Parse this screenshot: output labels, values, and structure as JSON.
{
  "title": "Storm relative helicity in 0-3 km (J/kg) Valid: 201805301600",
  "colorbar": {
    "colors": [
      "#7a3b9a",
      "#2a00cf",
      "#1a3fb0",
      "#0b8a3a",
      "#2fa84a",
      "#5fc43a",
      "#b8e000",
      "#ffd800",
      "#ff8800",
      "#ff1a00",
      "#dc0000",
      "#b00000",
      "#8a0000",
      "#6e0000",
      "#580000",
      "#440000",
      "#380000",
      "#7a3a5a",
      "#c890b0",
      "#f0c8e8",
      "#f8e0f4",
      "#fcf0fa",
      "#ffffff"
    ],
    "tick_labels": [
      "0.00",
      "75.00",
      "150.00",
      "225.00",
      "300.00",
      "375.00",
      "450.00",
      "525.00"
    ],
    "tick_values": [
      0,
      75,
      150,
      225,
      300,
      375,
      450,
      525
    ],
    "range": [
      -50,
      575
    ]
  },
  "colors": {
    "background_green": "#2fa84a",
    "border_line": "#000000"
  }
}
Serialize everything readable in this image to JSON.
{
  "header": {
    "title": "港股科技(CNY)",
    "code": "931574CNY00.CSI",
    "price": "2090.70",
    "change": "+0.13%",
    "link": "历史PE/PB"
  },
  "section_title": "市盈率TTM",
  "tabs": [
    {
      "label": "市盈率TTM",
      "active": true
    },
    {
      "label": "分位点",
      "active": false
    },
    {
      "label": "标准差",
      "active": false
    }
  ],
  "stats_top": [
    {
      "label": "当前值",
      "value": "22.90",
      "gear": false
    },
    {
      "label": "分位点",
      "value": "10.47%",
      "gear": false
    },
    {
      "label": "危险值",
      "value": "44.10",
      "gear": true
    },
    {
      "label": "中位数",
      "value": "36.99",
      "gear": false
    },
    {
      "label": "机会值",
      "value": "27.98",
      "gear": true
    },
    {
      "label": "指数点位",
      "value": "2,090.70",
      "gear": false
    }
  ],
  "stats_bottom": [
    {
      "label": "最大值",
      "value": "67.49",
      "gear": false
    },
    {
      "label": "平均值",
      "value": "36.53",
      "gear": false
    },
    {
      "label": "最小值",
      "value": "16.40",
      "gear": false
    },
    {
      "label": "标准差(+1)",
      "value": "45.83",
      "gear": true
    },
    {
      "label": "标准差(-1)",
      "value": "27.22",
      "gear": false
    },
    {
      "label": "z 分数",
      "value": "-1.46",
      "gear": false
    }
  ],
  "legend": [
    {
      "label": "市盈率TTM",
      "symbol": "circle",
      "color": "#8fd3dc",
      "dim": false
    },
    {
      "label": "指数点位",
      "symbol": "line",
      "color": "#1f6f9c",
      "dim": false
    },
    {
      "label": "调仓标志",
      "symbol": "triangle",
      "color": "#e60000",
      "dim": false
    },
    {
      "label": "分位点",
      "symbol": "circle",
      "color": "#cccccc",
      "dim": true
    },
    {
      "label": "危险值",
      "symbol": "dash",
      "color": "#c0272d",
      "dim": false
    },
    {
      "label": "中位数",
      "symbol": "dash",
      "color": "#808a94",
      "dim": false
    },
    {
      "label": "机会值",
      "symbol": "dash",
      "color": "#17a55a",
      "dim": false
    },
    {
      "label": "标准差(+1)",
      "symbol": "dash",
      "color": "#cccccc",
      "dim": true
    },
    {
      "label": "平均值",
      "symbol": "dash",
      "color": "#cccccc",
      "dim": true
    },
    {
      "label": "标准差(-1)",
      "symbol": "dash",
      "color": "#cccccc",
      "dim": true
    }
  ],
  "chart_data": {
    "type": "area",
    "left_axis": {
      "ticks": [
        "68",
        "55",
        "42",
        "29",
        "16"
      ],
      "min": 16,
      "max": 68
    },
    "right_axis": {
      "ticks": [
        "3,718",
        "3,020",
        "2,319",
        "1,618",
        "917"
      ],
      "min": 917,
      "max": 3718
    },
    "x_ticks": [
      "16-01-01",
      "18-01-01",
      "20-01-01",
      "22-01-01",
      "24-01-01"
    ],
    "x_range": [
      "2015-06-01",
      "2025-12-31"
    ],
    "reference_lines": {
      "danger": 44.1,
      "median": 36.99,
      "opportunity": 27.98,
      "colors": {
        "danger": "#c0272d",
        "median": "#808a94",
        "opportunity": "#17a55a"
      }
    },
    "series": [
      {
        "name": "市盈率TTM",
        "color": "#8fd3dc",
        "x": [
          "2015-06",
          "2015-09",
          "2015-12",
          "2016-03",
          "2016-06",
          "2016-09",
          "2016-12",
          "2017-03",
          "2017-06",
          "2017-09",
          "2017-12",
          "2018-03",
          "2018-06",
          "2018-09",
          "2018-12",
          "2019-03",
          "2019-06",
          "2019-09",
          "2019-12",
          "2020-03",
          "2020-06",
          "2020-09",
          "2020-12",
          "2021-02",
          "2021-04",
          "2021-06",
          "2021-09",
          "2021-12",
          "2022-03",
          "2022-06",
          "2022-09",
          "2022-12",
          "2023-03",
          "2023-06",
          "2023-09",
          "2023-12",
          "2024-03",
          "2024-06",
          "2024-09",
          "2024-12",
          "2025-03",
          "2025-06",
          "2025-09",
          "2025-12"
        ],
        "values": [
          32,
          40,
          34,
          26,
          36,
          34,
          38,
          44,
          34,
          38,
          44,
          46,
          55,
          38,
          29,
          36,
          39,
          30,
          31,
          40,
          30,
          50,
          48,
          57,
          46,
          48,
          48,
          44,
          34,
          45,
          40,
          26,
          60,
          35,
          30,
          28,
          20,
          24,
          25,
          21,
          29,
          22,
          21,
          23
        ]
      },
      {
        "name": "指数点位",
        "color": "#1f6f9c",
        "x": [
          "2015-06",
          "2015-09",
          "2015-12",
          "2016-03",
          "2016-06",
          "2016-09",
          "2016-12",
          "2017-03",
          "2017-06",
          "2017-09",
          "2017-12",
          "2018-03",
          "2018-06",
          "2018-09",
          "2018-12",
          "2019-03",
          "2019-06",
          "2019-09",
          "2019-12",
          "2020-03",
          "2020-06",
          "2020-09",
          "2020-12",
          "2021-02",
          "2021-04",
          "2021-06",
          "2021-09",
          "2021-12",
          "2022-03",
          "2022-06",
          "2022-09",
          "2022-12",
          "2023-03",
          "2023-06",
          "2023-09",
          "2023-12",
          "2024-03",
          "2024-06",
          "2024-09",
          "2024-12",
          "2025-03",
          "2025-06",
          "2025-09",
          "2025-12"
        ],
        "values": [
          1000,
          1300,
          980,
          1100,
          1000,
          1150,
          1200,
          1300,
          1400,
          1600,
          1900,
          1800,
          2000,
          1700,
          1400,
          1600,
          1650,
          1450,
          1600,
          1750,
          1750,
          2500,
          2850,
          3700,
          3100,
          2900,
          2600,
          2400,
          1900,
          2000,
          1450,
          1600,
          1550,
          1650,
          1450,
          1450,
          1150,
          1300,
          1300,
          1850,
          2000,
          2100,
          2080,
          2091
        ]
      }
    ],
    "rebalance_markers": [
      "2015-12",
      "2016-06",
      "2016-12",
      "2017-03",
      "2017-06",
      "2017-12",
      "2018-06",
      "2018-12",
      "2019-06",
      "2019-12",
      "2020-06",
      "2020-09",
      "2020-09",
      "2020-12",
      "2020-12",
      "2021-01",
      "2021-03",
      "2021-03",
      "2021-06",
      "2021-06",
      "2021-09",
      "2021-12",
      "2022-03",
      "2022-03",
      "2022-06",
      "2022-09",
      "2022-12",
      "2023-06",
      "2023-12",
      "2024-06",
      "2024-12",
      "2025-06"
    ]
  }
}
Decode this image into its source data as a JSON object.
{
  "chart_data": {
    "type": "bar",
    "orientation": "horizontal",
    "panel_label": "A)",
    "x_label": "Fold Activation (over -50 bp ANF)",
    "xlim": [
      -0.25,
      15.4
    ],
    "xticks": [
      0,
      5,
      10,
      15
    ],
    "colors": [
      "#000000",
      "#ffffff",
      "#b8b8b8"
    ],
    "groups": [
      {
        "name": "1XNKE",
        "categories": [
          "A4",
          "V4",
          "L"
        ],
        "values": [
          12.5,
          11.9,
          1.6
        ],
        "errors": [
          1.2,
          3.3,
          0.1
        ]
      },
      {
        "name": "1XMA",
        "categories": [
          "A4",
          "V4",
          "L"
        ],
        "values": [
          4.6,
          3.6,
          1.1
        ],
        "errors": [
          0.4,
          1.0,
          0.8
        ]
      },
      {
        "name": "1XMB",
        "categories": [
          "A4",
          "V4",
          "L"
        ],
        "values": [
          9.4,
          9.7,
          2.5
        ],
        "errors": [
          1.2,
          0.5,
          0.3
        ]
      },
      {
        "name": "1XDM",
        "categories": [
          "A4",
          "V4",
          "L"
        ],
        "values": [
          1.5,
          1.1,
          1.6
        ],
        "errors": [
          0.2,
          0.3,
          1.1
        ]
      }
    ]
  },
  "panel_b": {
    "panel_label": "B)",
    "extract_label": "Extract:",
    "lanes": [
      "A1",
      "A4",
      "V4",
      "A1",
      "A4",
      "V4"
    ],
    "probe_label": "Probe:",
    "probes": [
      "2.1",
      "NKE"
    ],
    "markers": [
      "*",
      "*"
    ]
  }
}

══════

**Aim of the exercise**
Track down all lines above with the string "opportunity" and copy them.

**Exercise response**
      "opportunity": 27.98,
        "opportunity": "#17a55a"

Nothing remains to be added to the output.